▶ **EXTRACTED INFORMATION**:
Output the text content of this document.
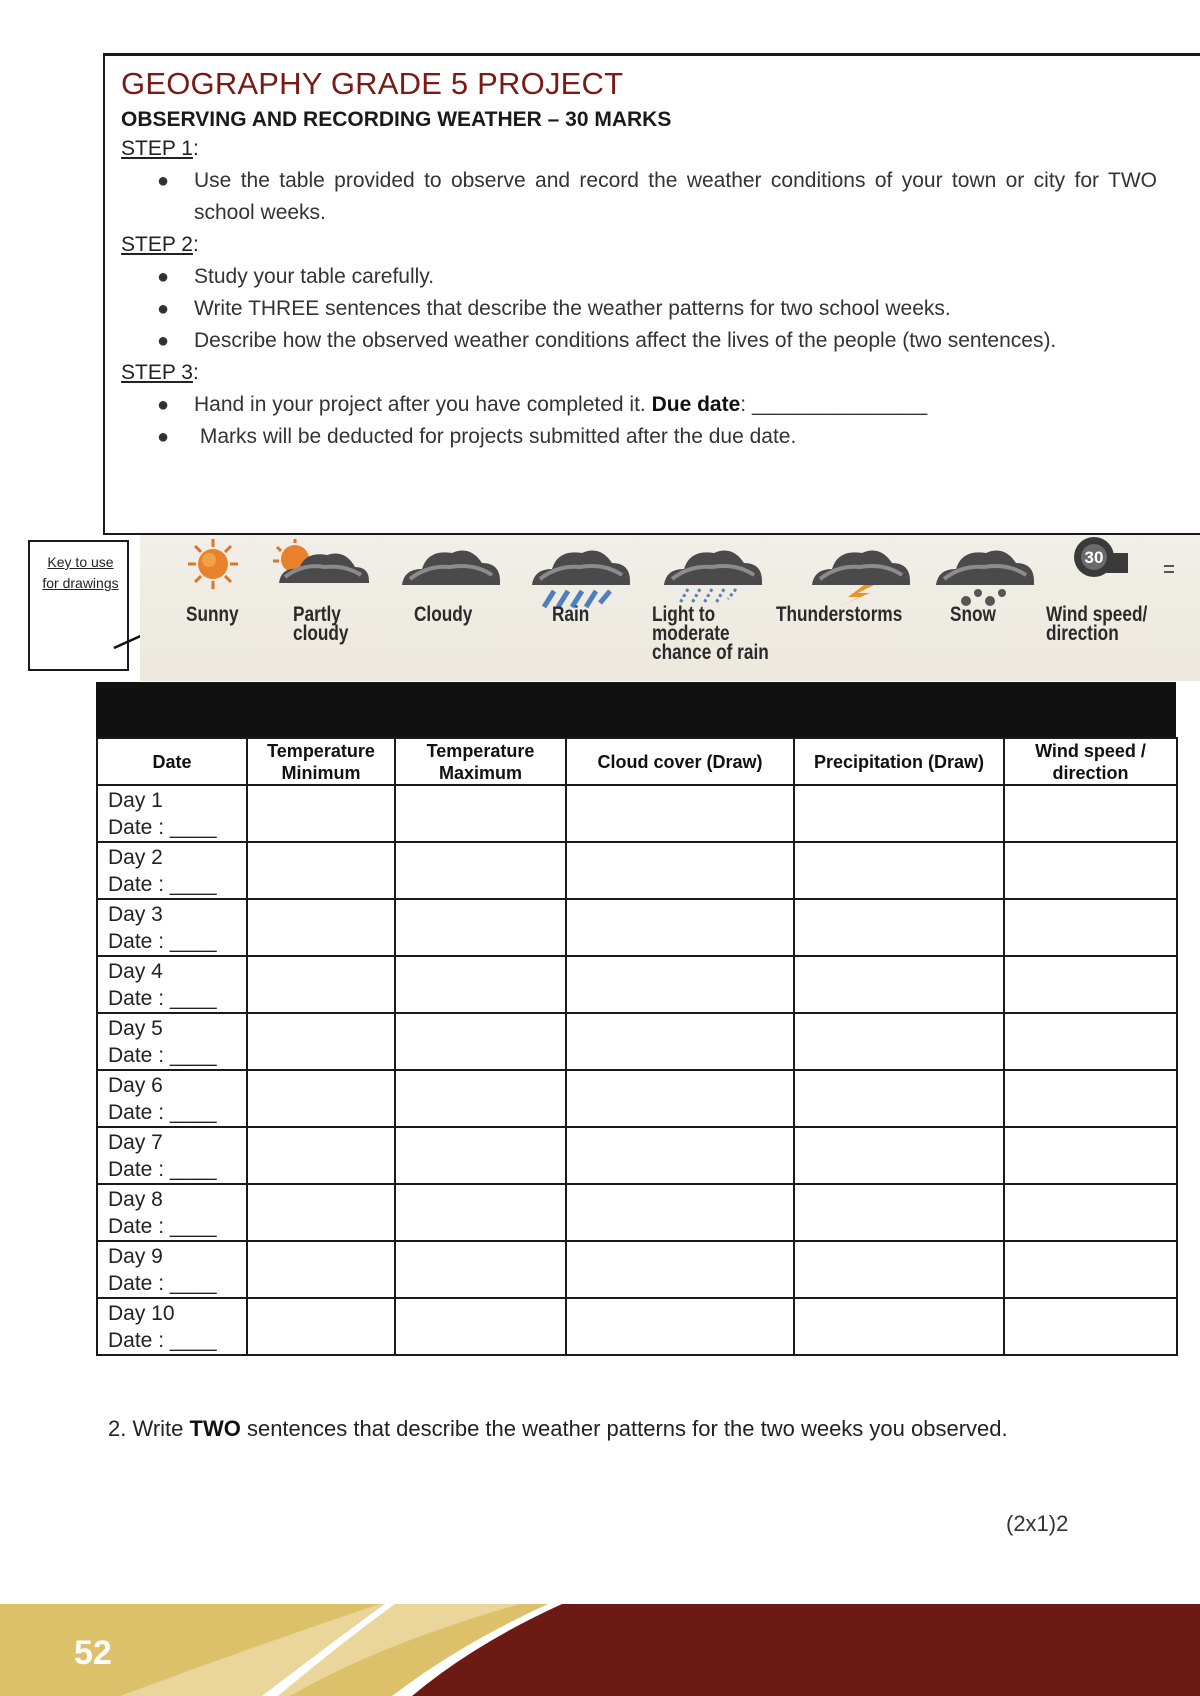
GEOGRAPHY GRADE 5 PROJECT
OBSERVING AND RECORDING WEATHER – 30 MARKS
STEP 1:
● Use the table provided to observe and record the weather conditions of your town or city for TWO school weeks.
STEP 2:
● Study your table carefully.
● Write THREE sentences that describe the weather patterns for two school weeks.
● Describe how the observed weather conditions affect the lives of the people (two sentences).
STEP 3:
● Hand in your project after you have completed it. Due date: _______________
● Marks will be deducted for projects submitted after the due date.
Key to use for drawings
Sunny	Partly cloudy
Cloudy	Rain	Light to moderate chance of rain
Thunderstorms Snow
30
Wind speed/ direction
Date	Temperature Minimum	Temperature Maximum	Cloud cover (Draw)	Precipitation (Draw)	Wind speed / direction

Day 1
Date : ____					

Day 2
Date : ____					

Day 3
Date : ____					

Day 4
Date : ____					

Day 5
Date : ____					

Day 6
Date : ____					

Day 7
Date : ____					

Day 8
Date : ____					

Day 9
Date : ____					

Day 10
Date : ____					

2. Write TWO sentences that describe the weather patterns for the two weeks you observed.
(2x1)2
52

▶ **REQUEST**: Copy all the entries word for word. Omit any pictures.

▶ **WRITTEN SOLUTION**:
Output the text content of this document.
GEOGRAPHY GRADE 5 PROJECT
OBSERVING AND RECORDING WEATHER – 30 MARKS
STEP 1:
● Use the table provided to observe and record the weather conditions of your town or city for TWO school weeks.
STEP 2:
● Study your table carefully.
● Write THREE sentences that describe the weather patterns for two school weeks.
● Describe how the observed weather conditions affect the lives of the people (two sentences).
STEP 3:
● Hand in your project after you have completed it. Due date: _______________
● Marks will be deducted for projects submitted after the due date.
Key to use for drawings
Sunny	Partly cloudy
Cloudy	Rain	Light to moderate chance of rain
Thunderstorms Snow
30
Wind speed/ direction
Date	Temperature Minimum	Temperature Maximum	Cloud cover (Draw)	Precipitation (Draw)	Wind speed / direction

Day 1
Date : ____					

Day 2
Date : ____					

Day 3
Date : ____					

Day 4
Date : ____					

Day 5
Date : ____					

Day 6
Date : ____					

Day 7
Date : ____					

Day 8
Date : ____					

Day 9
Date : ____					

Day 10
Date : ____					

2. Write TWO sentences that describe the weather patterns for the two weeks you observed.
(2x1)2
52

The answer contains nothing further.